### Problem statement
From the records below, extract all the text exactly and leave the images behind.
---
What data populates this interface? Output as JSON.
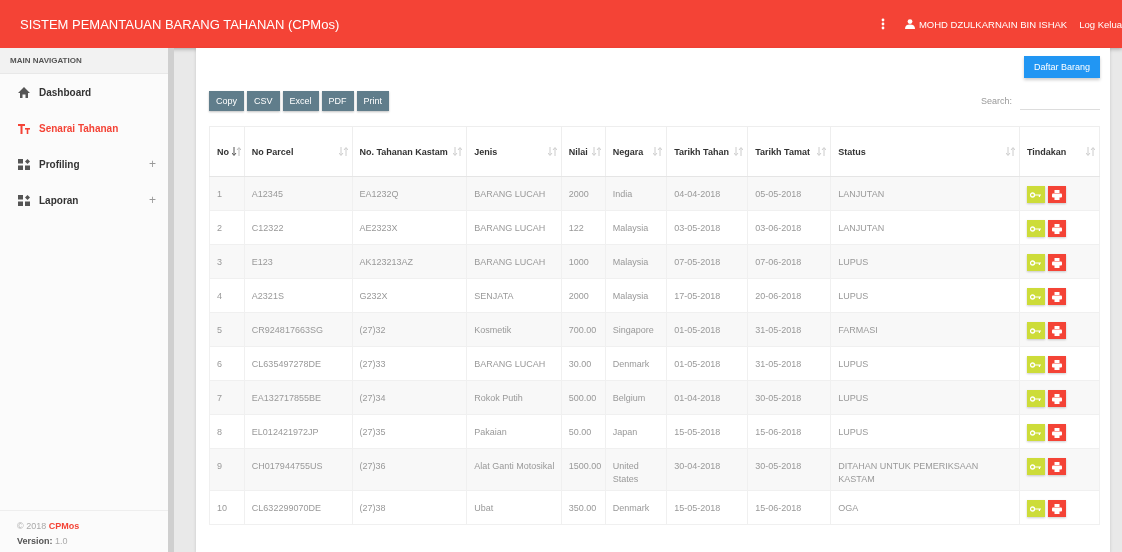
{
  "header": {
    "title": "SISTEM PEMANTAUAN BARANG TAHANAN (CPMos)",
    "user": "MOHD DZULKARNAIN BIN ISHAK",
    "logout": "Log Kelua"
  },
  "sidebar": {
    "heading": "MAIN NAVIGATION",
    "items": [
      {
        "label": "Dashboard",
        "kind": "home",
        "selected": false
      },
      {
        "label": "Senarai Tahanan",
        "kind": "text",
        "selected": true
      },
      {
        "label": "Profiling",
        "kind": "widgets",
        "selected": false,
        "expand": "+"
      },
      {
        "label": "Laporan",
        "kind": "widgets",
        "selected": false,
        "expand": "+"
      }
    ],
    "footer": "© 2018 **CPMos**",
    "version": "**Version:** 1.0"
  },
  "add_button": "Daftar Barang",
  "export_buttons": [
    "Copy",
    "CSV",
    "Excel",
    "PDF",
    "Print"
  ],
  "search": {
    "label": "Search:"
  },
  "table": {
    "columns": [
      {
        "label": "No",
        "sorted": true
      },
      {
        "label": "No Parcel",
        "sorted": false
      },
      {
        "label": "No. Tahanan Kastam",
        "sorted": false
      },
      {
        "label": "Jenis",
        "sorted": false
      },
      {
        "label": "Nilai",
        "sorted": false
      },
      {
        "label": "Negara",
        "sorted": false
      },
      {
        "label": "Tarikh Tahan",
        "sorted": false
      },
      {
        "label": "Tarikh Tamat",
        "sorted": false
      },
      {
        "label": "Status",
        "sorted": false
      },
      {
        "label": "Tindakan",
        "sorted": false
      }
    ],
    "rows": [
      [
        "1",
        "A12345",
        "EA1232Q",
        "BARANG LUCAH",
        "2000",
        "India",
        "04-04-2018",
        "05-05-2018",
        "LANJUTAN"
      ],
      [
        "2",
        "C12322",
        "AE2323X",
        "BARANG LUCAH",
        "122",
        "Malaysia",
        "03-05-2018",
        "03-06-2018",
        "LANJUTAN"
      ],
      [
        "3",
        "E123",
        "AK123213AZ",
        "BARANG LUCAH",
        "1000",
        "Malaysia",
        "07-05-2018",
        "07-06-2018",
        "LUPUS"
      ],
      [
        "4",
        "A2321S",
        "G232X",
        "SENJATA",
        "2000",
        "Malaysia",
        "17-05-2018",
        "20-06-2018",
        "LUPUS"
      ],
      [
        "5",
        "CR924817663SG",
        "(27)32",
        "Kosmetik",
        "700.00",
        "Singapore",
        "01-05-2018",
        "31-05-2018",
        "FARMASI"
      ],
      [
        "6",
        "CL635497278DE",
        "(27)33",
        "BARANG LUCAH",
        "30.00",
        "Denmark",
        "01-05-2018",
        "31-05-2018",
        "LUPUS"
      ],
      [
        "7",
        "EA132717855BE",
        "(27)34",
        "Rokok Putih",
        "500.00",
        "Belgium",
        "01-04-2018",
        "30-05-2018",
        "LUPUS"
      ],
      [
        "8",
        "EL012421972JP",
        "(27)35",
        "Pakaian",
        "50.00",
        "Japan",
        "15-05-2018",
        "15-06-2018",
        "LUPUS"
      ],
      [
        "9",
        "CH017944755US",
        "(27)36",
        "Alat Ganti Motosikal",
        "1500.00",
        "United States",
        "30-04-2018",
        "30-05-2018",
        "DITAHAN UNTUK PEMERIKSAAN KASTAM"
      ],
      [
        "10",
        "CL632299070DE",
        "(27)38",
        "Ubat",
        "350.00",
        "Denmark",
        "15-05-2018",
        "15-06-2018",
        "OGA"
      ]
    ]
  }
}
---
### Solution for this problem
What data populates this interface? Output as JSON.
{
  "header": {
    "title": "SISTEM PEMANTAUAN BARANG TAHANAN (CPMos)",
    "user": "MOHD DZULKARNAIN BIN ISHAK",
    "logout": "Log Kelua"
  },
  "sidebar": {
    "heading": "MAIN NAVIGATION",
    "items": [
      {
        "label": "Dashboard",
        "kind": "home",
        "selected": false
      },
      {
        "label": "Senarai Tahanan",
        "kind": "text",
        "selected": true
      },
      {
        "label": "Profiling",
        "kind": "widgets",
        "selected": false,
        "expand": "+"
      },
      {
        "label": "Laporan",
        "kind": "widgets",
        "selected": false,
        "expand": "+"
      }
    ],
    "footer": "© 2018 **CPMos**",
    "version": "**Version:** 1.0"
  },
  "add_button": "Daftar Barang",
  "export_buttons": [
    "Copy",
    "CSV",
    "Excel",
    "PDF",
    "Print"
  ],
  "search": {
    "label": "Search:"
  },
  "table": {
    "columns": [
      {
        "label": "No",
        "sorted": true
      },
      {
        "label": "No Parcel",
        "sorted": false
      },
      {
        "label": "No. Tahanan Kastam",
        "sorted": false
      },
      {
        "label": "Jenis",
        "sorted": false
      },
      {
        "label": "Nilai",
        "sorted": false
      },
      {
        "label": "Negara",
        "sorted": false
      },
      {
        "label": "Tarikh Tahan",
        "sorted": false
      },
      {
        "label": "Tarikh Tamat",
        "sorted": false
      },
      {
        "label": "Status",
        "sorted": false
      },
      {
        "label": "Tindakan",
        "sorted": false
      }
    ],
    "rows": [
      [
        "1",
        "A12345",
        "EA1232Q",
        "BARANG LUCAH",
        "2000",
        "India",
        "04-04-2018",
        "05-05-2018",
        "LANJUTAN"
      ],
      [
        "2",
        "C12322",
        "AE2323X",
        "BARANG LUCAH",
        "122",
        "Malaysia",
        "03-05-2018",
        "03-06-2018",
        "LANJUTAN"
      ],
      [
        "3",
        "E123",
        "AK123213AZ",
        "BARANG LUCAH",
        "1000",
        "Malaysia",
        "07-05-2018",
        "07-06-2018",
        "LUPUS"
      ],
      [
        "4",
        "A2321S",
        "G232X",
        "SENJATA",
        "2000",
        "Malaysia",
        "17-05-2018",
        "20-06-2018",
        "LUPUS"
      ],
      [
        "5",
        "CR924817663SG",
        "(27)32",
        "Kosmetik",
        "700.00",
        "Singapore",
        "01-05-2018",
        "31-05-2018",
        "FARMASI"
      ],
      [
        "6",
        "CL635497278DE",
        "(27)33",
        "BARANG LUCAH",
        "30.00",
        "Denmark",
        "01-05-2018",
        "31-05-2018",
        "LUPUS"
      ],
      [
        "7",
        "EA132717855BE",
        "(27)34",
        "Rokok Putih",
        "500.00",
        "Belgium",
        "01-04-2018",
        "30-05-2018",
        "LUPUS"
      ],
      [
        "8",
        "EL012421972JP",
        "(27)35",
        "Pakaian",
        "50.00",
        "Japan",
        "15-05-2018",
        "15-06-2018",
        "LUPUS"
      ],
      [
        "9",
        "CH017944755US",
        "(27)36",
        "Alat Ganti Motosikal",
        "1500.00",
        "United States",
        "30-04-2018",
        "30-05-2018",
        "DITAHAN UNTUK PEMERIKSAAN KASTAM"
      ],
      [
        "10",
        "CL632299070DE",
        "(27)38",
        "Ubat",
        "350.00",
        "Denmark",
        "15-05-2018",
        "15-06-2018",
        "OGA"
      ]
    ]
  }
}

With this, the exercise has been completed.